# YOUR GOAL:
In the data that follows, count each line holding the string "杯全国中学放送コンテスト群馬県大会"; answer with the number only.

# THE DATA:
┄┄┄┄┄┄

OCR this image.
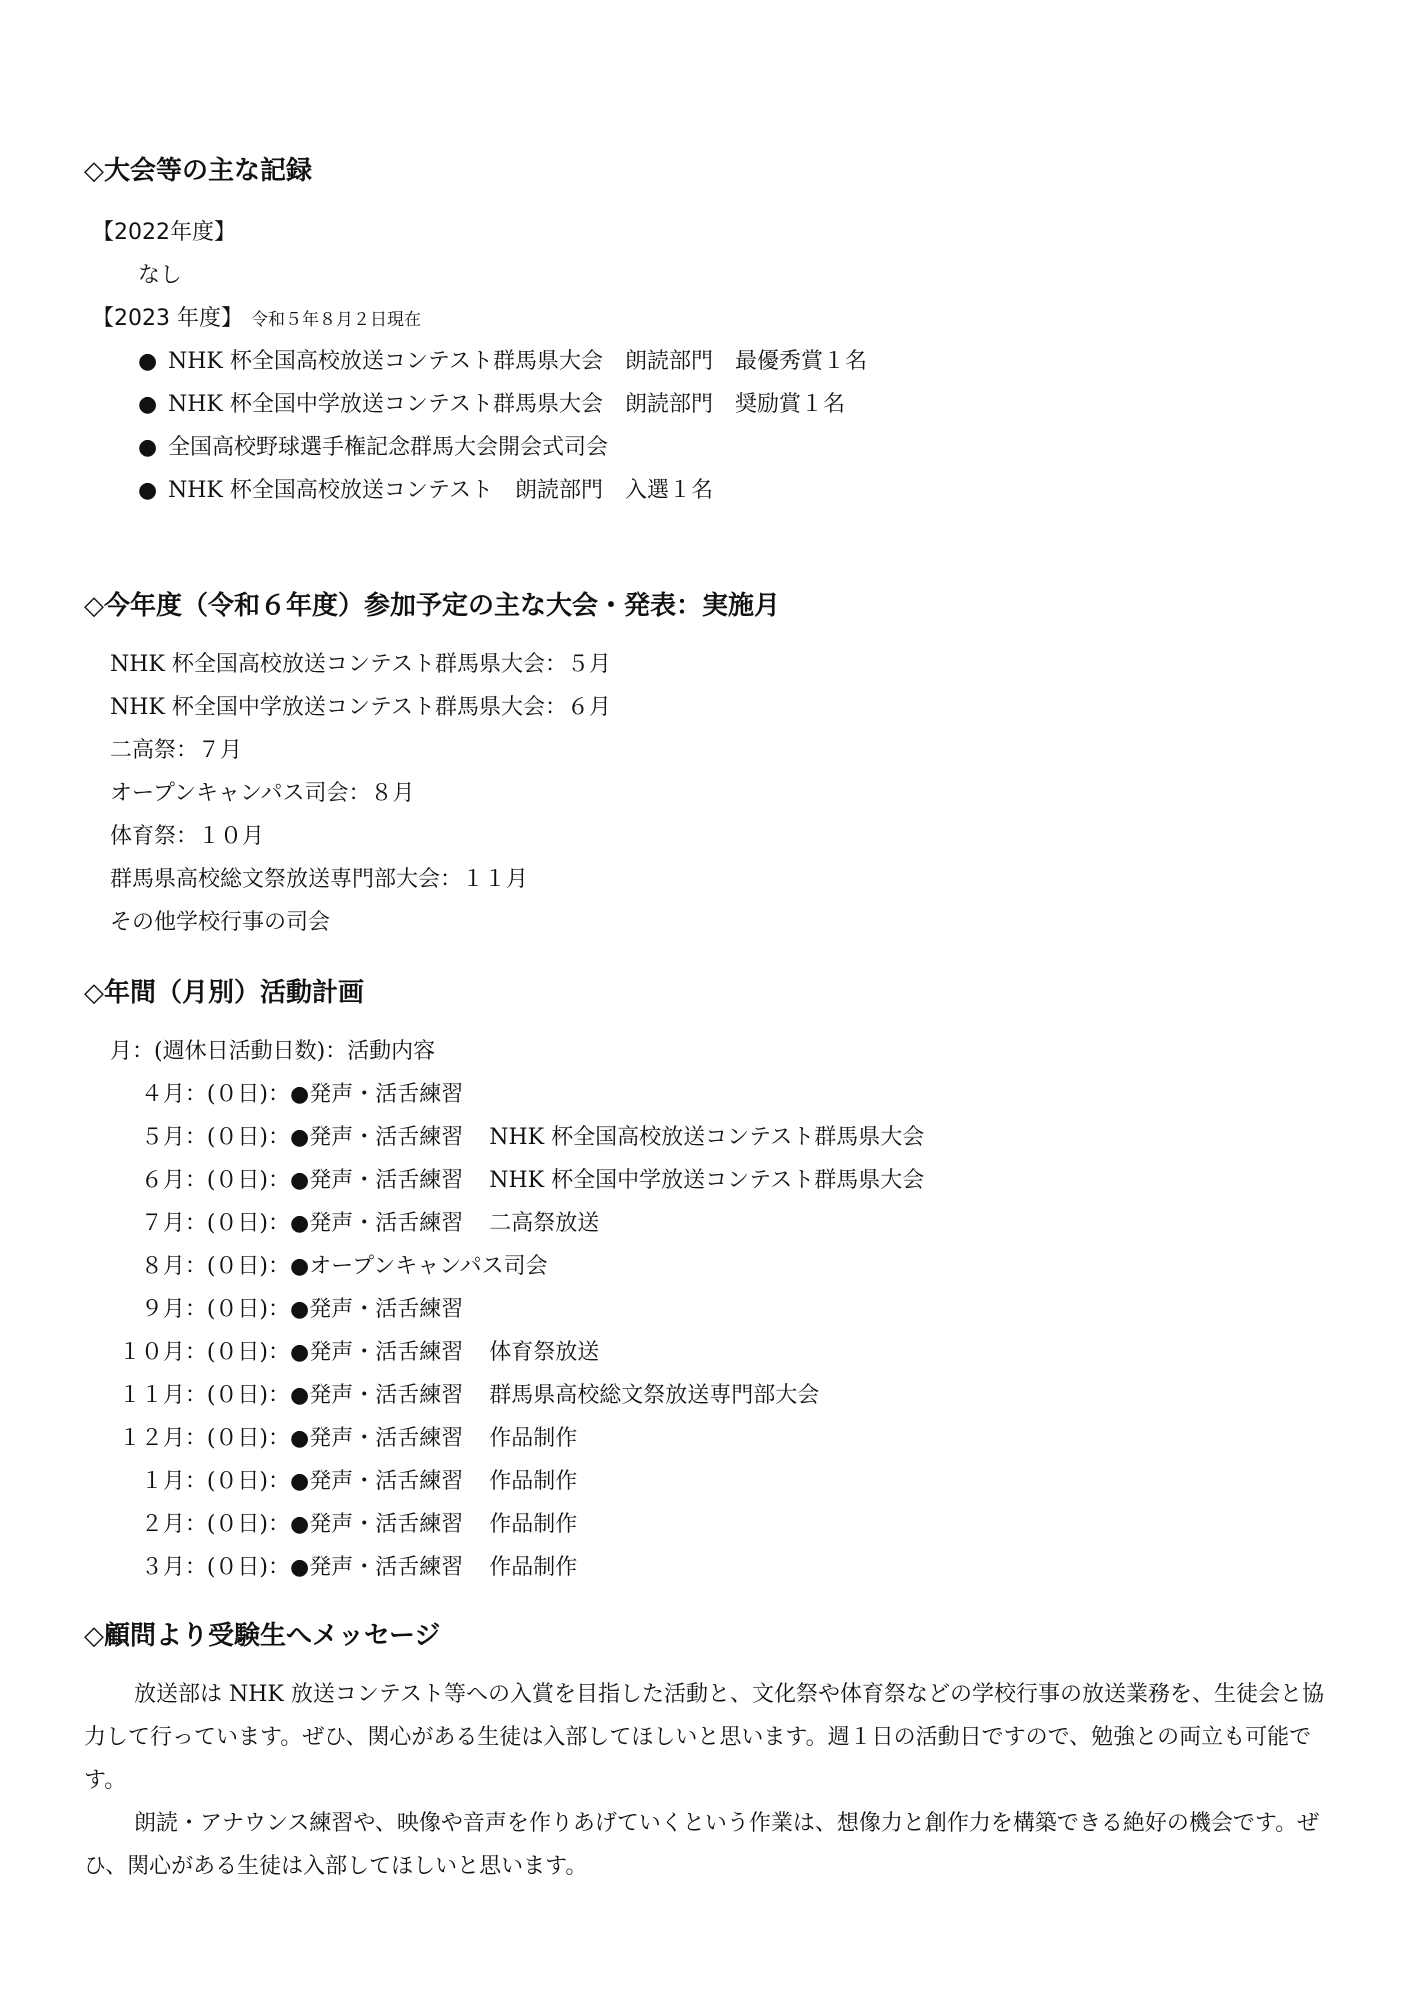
◇大会等の主な記録
【2022年度】
なし
【2023 年度】 令和５年８月２日現在
● NHK 杯全国高校放送コンテスト群馬県大会　朗読部門　最優秀賞１名
● NHK 杯全国中学放送コンテスト群馬県大会　朗読部門　奨励賞１名
● 全国高校野球選手権記念群馬大会開会式司会
● NHK 杯全国高校放送コンテスト　朗読部門　入選１名
◇今年度（令和６年度）参加予定の主な大会・発表：実施月
NHK 杯全国高校放送コンテスト群馬県大会：５月
NHK 杯全国中学放送コンテスト群馬県大会：６月
二高祭：７月
オープンキャンパス司会：８月
体育祭：１０月
群馬県高校総文祭放送専門部大会：１１月
その他学校行事の司会
◇年間（月別）活動計画
月：(週休日活動日数)：活動内容
４月：(０日)：●発声・活舌練習
５月：(０日)：●発声・活舌練習 NHK 杯全国高校放送コンテスト群馬県大会
６月：(０日)：●発声・活舌練習 NHK 杯全国中学放送コンテスト群馬県大会
７月：(０日)：●発声・活舌練習 二高祭放送
８月：(０日)：●オープンキャンパス司会
９月：(０日)：●発声・活舌練習
１０月：(０日)：●発声・活舌練習 体育祭放送
１１月：(０日)：●発声・活舌練習 群馬県高校総文祭放送専門部大会
１２月：(０日)：●発声・活舌練習 作品制作
１月：(０日)：●発声・活舌練習 作品制作
２月：(０日)：●発声・活舌練習 作品制作
３月：(０日)：●発声・活舌練習 作品制作
◇顧問より受験生へメッセージ

放送部は NHK 放送コンテスト等への入賞を目指した活動と、文化祭や体育祭などの学校行事の放送業務を、生徒会と協力して行っています。ぜひ、関心がある生徒は入部してほしいと思います。週１日の活動日ですので、勉強との両立も可能です。

朗読・アナウンス練習や、映像や音声を作りあげていくという作業は、想像力と創作力を構築できる絶好の機会です。ぜひ、関心がある生徒は入部してほしいと思います。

┄┄┄┄┄┄

# EXERCISE OUTPUT:
3